#### [Task instructions]
Records follow. Pull out every line that contains "transmit".

=======

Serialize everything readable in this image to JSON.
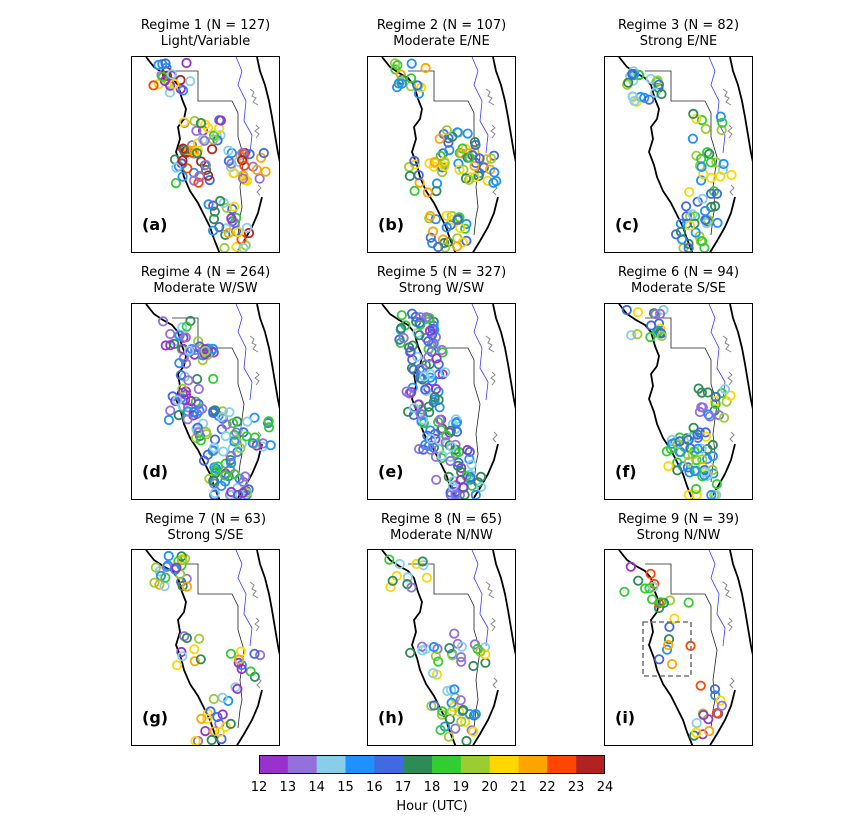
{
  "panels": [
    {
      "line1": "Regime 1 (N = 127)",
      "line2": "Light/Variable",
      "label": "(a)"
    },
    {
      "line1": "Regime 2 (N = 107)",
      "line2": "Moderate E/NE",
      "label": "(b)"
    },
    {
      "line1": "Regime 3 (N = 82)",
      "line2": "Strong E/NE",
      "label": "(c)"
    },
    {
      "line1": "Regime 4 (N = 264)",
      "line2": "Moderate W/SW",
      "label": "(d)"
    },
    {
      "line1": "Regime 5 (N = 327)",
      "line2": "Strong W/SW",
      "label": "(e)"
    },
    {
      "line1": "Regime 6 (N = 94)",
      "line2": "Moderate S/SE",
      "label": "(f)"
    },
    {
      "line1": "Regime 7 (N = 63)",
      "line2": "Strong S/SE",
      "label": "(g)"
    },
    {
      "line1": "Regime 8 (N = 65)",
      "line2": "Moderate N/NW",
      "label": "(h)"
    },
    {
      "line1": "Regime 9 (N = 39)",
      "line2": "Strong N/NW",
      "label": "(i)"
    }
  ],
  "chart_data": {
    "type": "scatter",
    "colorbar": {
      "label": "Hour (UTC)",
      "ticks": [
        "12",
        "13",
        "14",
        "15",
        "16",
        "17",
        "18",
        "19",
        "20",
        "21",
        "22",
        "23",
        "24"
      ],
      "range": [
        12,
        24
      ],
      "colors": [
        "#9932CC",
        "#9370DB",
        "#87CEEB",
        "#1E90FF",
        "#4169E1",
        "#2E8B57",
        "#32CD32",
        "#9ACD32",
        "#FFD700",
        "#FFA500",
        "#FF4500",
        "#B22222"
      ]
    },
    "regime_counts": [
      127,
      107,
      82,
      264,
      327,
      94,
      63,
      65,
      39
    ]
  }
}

=======

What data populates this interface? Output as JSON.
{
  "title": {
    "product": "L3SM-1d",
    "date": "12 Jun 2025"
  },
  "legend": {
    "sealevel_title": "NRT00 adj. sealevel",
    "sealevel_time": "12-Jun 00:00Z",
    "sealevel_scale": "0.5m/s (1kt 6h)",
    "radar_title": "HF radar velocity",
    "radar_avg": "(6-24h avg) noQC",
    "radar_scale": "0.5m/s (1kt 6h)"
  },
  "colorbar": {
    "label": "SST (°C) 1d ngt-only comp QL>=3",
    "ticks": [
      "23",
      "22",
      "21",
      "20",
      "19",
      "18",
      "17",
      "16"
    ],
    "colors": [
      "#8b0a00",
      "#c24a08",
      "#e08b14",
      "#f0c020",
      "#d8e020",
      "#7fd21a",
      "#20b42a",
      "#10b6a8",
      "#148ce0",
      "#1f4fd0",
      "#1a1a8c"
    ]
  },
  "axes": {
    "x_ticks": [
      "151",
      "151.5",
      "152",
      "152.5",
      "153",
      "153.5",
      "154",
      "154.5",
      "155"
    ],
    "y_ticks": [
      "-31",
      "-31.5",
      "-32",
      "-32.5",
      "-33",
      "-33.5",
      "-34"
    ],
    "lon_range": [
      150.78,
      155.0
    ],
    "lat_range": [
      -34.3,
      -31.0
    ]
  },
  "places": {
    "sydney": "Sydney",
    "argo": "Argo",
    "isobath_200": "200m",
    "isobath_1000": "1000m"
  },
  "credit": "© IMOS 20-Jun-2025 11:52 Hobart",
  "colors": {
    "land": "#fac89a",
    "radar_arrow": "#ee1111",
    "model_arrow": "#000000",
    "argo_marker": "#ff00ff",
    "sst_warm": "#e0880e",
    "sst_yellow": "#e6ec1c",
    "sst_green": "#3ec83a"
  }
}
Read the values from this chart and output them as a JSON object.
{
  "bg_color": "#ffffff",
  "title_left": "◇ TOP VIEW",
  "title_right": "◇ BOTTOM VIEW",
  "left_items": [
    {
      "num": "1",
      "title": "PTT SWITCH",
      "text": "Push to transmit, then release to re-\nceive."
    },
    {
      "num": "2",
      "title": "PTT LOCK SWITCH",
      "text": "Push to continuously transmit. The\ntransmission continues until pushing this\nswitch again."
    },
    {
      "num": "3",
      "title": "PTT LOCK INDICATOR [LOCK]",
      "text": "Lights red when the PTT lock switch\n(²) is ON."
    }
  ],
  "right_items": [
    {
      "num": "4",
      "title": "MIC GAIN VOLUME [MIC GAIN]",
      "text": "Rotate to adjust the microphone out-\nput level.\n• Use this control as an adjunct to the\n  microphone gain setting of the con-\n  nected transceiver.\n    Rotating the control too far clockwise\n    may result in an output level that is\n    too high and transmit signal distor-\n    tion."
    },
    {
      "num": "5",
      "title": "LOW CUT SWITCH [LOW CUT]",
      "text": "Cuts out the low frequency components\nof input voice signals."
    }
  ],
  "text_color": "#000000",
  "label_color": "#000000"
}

=======

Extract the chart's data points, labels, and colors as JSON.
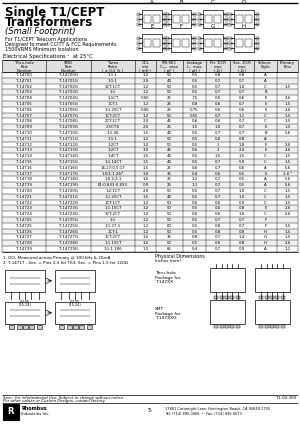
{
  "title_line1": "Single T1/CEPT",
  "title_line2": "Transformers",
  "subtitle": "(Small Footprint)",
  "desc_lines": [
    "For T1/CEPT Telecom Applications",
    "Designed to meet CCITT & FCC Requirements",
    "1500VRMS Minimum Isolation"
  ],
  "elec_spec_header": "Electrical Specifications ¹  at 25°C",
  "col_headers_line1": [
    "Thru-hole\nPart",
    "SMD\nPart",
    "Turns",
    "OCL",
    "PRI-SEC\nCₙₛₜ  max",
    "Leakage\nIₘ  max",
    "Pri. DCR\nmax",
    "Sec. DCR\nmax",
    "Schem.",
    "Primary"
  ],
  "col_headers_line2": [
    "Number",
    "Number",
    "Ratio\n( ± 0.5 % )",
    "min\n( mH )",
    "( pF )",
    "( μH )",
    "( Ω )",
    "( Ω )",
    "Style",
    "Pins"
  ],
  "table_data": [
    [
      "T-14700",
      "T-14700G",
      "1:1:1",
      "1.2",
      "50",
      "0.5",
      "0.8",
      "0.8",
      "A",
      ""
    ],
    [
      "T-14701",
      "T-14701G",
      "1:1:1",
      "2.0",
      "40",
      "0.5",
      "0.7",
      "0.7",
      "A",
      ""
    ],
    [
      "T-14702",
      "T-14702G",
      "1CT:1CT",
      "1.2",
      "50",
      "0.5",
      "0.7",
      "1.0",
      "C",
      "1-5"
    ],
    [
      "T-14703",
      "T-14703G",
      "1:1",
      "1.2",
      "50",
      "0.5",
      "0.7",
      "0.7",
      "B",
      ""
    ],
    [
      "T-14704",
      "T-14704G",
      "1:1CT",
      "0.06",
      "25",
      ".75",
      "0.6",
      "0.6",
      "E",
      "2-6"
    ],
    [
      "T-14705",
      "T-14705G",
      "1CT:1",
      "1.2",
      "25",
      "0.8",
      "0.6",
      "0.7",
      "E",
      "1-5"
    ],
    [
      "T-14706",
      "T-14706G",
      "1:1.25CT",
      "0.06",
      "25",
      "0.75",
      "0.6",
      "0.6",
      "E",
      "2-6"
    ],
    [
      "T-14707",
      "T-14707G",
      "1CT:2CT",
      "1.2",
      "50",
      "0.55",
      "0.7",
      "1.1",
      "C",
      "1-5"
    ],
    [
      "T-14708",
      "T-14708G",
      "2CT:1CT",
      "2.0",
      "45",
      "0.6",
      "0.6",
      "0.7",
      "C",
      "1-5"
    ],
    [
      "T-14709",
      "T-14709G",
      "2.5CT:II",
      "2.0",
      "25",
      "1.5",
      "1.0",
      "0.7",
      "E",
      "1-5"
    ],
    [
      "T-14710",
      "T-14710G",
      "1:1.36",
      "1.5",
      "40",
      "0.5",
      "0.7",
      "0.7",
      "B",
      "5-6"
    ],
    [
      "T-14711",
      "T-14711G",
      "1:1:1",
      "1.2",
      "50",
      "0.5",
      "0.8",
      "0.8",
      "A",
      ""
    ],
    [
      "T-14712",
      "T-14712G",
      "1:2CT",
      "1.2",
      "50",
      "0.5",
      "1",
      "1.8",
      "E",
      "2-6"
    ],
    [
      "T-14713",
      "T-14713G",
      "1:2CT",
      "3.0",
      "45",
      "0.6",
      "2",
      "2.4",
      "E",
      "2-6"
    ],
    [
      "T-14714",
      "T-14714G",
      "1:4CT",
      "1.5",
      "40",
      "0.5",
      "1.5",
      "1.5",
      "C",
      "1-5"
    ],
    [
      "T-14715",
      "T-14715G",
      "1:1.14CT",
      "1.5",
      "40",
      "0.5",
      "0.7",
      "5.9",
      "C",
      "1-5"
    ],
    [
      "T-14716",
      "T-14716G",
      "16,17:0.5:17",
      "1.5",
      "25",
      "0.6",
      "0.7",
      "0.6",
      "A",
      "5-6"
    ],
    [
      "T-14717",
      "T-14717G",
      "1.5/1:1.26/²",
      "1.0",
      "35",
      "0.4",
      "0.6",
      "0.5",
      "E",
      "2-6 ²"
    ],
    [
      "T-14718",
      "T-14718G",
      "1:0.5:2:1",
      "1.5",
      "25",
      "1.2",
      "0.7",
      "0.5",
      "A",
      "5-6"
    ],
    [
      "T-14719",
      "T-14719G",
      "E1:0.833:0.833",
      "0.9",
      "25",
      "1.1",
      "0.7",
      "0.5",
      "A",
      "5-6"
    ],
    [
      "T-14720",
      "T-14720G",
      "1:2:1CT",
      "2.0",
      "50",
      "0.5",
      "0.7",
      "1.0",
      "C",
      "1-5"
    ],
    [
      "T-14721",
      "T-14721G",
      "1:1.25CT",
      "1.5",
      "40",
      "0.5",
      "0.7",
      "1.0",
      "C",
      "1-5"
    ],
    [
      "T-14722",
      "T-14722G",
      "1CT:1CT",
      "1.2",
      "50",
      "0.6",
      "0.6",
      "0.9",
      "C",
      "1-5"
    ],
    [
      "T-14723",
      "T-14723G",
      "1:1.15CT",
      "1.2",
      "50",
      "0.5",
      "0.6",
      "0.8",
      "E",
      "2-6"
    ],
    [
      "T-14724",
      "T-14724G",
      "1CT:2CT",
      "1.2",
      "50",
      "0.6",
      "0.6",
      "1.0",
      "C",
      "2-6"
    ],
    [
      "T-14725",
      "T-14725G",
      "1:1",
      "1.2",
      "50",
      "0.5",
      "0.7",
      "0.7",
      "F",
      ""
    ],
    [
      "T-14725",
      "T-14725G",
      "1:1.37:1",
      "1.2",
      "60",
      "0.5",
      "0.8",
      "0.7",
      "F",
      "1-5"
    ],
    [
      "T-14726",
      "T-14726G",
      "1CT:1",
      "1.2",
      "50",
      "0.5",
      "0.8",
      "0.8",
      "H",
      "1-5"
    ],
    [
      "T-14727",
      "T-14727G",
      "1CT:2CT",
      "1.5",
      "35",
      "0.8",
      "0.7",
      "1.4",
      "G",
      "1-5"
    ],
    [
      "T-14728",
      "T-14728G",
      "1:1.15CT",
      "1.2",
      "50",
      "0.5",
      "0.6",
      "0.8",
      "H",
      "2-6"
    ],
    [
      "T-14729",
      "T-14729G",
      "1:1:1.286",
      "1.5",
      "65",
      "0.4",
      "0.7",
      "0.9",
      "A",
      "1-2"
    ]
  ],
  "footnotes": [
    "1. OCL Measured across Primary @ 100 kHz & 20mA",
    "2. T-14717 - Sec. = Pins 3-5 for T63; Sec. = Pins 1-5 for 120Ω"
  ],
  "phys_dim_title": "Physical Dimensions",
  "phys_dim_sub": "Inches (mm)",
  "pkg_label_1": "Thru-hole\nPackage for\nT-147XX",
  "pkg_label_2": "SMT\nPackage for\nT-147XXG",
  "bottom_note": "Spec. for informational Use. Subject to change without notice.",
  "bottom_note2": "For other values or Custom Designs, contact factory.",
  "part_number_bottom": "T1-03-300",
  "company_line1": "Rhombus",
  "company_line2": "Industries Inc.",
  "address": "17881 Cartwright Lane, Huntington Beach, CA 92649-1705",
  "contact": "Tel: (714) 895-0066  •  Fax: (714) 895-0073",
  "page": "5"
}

=======

#### [Answer for this exercise]
      "text": "Push to transmit, then release to re-\nceive."
      "text": "Push to continuously transmit. The\ntransmission continues until pushing this\nswitch again."
      "text": "Rotate to adjust the microphone out-\nput level.\n• Use this control as an adjunct to the\n  microphone gain setting of the con-\n  nected transceiver.\n    Rotating the control too far clockwise\n    may result in an output level that is\n    too high and transmit signal distor-\n    tion."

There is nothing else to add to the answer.